§ **What the task asks**
Repeat the listing in full. Nothing may be added or left out.

§ **Task inputs**
********

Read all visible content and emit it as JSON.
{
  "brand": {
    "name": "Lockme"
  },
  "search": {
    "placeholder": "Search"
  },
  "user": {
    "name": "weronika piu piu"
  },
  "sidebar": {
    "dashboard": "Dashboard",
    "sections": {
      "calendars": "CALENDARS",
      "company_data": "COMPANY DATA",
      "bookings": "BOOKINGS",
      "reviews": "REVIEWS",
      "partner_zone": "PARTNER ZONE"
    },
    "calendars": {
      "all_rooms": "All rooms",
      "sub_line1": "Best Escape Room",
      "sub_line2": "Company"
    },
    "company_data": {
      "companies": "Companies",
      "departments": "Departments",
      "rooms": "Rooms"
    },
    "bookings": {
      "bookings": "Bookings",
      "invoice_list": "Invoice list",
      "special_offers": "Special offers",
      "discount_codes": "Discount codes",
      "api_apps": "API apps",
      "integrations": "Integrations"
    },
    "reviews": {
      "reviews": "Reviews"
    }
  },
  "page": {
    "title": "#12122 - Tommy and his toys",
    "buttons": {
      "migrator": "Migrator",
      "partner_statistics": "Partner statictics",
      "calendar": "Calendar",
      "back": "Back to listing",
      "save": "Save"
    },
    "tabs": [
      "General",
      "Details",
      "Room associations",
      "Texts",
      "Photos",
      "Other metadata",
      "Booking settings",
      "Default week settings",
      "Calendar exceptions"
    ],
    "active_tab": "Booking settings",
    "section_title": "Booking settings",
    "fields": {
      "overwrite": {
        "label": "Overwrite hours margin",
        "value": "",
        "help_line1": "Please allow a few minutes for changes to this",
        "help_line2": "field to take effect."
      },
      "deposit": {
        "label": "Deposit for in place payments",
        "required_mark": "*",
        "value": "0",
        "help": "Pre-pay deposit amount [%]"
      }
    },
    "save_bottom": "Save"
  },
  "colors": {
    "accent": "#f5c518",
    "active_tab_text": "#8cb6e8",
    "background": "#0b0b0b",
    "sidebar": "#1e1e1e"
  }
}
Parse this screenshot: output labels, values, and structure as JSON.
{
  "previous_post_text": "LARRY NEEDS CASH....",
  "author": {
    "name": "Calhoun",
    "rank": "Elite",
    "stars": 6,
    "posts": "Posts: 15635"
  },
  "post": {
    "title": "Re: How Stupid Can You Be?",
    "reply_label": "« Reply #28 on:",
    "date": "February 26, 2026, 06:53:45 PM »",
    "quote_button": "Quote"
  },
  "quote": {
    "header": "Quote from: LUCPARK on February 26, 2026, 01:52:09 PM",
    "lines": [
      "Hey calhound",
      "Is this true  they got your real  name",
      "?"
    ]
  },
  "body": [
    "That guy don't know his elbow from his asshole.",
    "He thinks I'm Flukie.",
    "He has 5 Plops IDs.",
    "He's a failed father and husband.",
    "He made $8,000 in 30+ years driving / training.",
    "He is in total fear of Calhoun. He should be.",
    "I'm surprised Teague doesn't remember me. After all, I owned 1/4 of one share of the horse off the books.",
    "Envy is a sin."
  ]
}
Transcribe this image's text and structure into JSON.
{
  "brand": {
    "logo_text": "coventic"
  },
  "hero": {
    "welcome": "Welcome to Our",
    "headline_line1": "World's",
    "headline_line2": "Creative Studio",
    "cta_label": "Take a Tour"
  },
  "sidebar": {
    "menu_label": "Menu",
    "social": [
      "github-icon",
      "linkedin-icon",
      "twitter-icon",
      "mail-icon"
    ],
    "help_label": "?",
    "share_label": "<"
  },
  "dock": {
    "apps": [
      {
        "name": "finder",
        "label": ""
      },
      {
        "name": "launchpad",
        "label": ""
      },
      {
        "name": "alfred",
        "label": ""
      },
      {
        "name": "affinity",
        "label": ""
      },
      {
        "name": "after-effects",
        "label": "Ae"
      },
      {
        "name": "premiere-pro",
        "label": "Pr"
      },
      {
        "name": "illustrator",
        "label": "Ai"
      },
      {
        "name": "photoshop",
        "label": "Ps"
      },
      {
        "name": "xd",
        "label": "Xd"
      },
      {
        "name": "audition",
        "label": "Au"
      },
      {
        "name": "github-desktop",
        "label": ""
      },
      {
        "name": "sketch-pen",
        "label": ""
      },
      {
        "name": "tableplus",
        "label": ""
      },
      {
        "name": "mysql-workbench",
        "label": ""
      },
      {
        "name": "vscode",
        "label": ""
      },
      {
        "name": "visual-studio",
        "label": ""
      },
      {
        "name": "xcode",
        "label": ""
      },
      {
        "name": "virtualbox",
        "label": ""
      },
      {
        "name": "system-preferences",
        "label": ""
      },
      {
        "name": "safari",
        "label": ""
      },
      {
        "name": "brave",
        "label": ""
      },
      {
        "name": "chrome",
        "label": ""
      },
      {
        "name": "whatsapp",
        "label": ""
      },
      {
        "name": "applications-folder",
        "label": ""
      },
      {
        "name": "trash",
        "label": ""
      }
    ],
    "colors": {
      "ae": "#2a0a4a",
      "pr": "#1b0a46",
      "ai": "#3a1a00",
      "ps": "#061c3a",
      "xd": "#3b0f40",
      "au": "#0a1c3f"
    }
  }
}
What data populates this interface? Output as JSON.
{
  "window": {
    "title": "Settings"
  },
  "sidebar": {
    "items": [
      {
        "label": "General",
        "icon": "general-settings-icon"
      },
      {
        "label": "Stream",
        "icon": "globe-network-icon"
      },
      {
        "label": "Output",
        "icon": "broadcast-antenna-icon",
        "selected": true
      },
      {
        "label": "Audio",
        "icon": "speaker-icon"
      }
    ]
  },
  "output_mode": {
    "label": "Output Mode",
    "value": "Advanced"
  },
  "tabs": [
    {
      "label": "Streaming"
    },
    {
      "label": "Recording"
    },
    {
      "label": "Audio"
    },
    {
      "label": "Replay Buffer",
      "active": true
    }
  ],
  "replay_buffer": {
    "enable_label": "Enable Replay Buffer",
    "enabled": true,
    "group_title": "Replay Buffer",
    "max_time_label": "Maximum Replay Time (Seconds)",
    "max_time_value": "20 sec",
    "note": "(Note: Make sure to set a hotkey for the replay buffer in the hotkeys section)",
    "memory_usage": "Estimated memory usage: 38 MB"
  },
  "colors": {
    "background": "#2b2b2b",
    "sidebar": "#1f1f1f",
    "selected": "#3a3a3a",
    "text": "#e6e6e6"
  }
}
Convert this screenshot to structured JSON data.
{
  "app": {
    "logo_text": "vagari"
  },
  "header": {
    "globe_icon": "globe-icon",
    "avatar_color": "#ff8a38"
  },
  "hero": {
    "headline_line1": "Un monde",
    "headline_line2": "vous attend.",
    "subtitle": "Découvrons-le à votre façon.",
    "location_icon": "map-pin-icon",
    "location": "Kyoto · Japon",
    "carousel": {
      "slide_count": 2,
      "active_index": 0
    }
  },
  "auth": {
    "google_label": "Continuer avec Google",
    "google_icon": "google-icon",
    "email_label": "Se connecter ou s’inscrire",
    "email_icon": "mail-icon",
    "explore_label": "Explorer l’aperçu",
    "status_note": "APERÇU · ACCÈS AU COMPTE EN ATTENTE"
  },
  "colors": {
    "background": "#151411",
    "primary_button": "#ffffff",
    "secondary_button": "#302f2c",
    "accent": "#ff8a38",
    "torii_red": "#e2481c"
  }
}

********

§ **Task result**
Read all visible content and emit it as JSON.
{
  "brand": {
    "name": "Lockme"
  },
  "search": {
    "placeholder": "Search"
  },
  "user": {
    "name": "weronika piu piu"
  },
  "sidebar": {
    "dashboard": "Dashboard",
    "sections": {
      "calendars": "CALENDARS",
      "company_data": "COMPANY DATA",
      "bookings": "BOOKINGS",
      "reviews": "REVIEWS",
      "partner_zone": "PARTNER ZONE"
    },
    "calendars": {
      "all_rooms": "All rooms",
      "sub_line1": "Best Escape Room",
      "sub_line2": "Company"
    },
    "company_data": {
      "companies": "Companies",
      "departments": "Departments",
      "rooms": "Rooms"
    },
    "bookings": {
      "bookings": "Bookings",
      "invoice_list": "Invoice list",
      "special_offers": "Special offers",
      "discount_codes": "Discount codes",
      "api_apps": "API apps",
      "integrations": "Integrations"
    },
    "reviews": {
      "reviews": "Reviews"
    }
  },
  "page": {
    "title": "#12122 - Tommy and his toys",
    "buttons": {
      "migrator": "Migrator",
      "partner_statistics": "Partner statictics",
      "calendar": "Calendar",
      "back": "Back to listing",
      "save": "Save"
    },
    "tabs": [
      "General",
      "Details",
      "Room associations",
      "Texts",
      "Photos",
      "Other metadata",
      "Booking settings",
      "Default week settings",
      "Calendar exceptions"
    ],
    "active_tab": "Booking settings",
    "section_title": "Booking settings",
    "fields": {
      "overwrite": {
        "label": "Overwrite hours margin",
        "value": "",
        "help_line1": "Please allow a few minutes for changes to this",
        "help_line2": "field to take effect."
      },
      "deposit": {
        "label": "Deposit for in place payments",
        "required_mark": "*",
        "value": "0",
        "help": "Pre-pay deposit amount [%]"
      }
    },
    "save_bottom": "Save"
  },
  "colors": {
    "accent": "#f5c518",
    "active_tab_text": "#8cb6e8",
    "background": "#0b0b0b",
    "sidebar": "#1e1e1e"
  }
}
Parse this screenshot: output labels, values, and structure as JSON.
{
  "previous_post_text": "LARRY NEEDS CASH....",
  "author": {
    "name": "Calhoun",
    "rank": "Elite",
    "stars": 6,
    "posts": "Posts: 15635"
  },
  "post": {
    "title": "Re: How Stupid Can You Be?",
    "reply_label": "« Reply #28 on:",
    "date": "February 26, 2026, 06:53:45 PM »",
    "quote_button": "Quote"
  },
  "quote": {
    "header": "Quote from: LUCPARK on February 26, 2026, 01:52:09 PM",
    "lines": [
      "Hey calhound",
      "Is this true  they got your real  name",
      "?"
    ]
  },
  "body": [
    "That guy don't know his elbow from his asshole.",
    "He thinks I'm Flukie.",
    "He has 5 Plops IDs.",
    "He's a failed father and husband.",
    "He made $8,000 in 30+ years driving / training.",
    "He is in total fear of Calhoun. He should be.",
    "I'm surprised Teague doesn't remember me. After all, I owned 1/4 of one share of the horse off the books.",
    "Envy is a sin."
  ]
}
Transcribe this image's text and structure into JSON.
{
  "brand": {
    "logo_text": "coventic"
  },
  "hero": {
    "welcome": "Welcome to Our",
    "headline_line1": "World's",
    "headline_line2": "Creative Studio",
    "cta_label": "Take a Tour"
  },
  "sidebar": {
    "menu_label": "Menu",
    "social": [
      "github-icon",
      "linkedin-icon",
      "twitter-icon",
      "mail-icon"
    ],
    "help_label": "?",
    "share_label": "<"
  },
  "dock": {
    "apps": [
      {
        "name": "finder",
        "label": ""
      },
      {
        "name": "launchpad",
        "label": ""
      },
      {
        "name": "alfred",
        "label": ""
      },
      {
        "name": "affinity",
        "label": ""
      },
      {
        "name": "after-effects",
        "label": "Ae"
      },
      {
        "name": "premiere-pro",
        "label": "Pr"
      },
      {
        "name": "illustrator",
        "label": "Ai"
      },
      {
        "name": "photoshop",
        "label": "Ps"
      },
      {
        "name": "xd",
        "label": "Xd"
      },
      {
        "name": "audition",
        "label": "Au"
      },
      {
        "name": "github-desktop",
        "label": ""
      },
      {
        "name": "sketch-pen",
        "label": ""
      },
      {
        "name": "tableplus",
        "label": ""
      },
      {
        "name": "mysql-workbench",
        "label": ""
      },
      {
        "name": "vscode",
        "label": ""
      },
      {
        "name": "visual-studio",
        "label": ""
      },
      {
        "name": "xcode",
        "label": ""
      },
      {
        "name": "virtualbox",
        "label": ""
      },
      {
        "name": "system-preferences",
        "label": ""
      },
      {
        "name": "safari",
        "label": ""
      },
      {
        "name": "brave",
        "label": ""
      },
      {
        "name": "chrome",
        "label": ""
      },
      {
        "name": "whatsapp",
        "label": ""
      },
      {
        "name": "applications-folder",
        "label": ""
      },
      {
        "name": "trash",
        "label": ""
      }
    ],
    "colors": {
      "ae": "#2a0a4a",
      "pr": "#1b0a46",
      "ai": "#3a1a00",
      "ps": "#061c3a",
      "xd": "#3b0f40",
      "au": "#0a1c3f"
    }
  }
}
What data populates this interface? Output as JSON.
{
  "window": {
    "title": "Settings"
  },
  "sidebar": {
    "items": [
      {
        "label": "General",
        "icon": "general-settings-icon"
      },
      {
        "label": "Stream",
        "icon": "globe-network-icon"
      },
      {
        "label": "Output",
        "icon": "broadcast-antenna-icon",
        "selected": true
      },
      {
        "label": "Audio",
        "icon": "speaker-icon"
      }
    ]
  },
  "output_mode": {
    "label": "Output Mode",
    "value": "Advanced"
  },
  "tabs": [
    {
      "label": "Streaming"
    },
    {
      "label": "Recording"
    },
    {
      "label": "Audio"
    },
    {
      "label": "Replay Buffer",
      "active": true
    }
  ],
  "replay_buffer": {
    "enable_label": "Enable Replay Buffer",
    "enabled": true,
    "group_title": "Replay Buffer",
    "max_time_label": "Maximum Replay Time (Seconds)",
    "max_time_value": "20 sec",
    "note": "(Note: Make sure to set a hotkey for the replay buffer in the hotkeys section)",
    "memory_usage": "Estimated memory usage: 38 MB"
  },
  "colors": {
    "background": "#2b2b2b",
    "sidebar": "#1f1f1f",
    "selected": "#3a3a3a",
    "text": "#e6e6e6"
  }
}
Convert this screenshot to structured JSON data.
{
  "app": {
    "logo_text": "vagari"
  },
  "header": {
    "globe_icon": "globe-icon",
    "avatar_color": "#ff8a38"
  },
  "hero": {
    "headline_line1": "Un monde",
    "headline_line2": "vous attend.",
    "subtitle": "Découvrons-le à votre façon.",
    "location_icon": "map-pin-icon",
    "location": "Kyoto · Japon",
    "carousel": {
      "slide_count": 2,
      "active_index": 0
    }
  },
  "auth": {
    "google_label": "Continuer avec Google",
    "google_icon": "google-icon",
    "email_label": "Se connecter ou s’inscrire",
    "email_icon": "mail-icon",
    "explore_label": "Explorer l’aperçu",
    "status_note": "APERÇU · ACCÈS AU COMPTE EN ATTENTE"
  },
  "colors": {
    "background": "#151411",
    "primary_button": "#ffffff",
    "secondary_button": "#302f2c",
    "accent": "#ff8a38",
    "torii_red": "#e2481c"
  }
}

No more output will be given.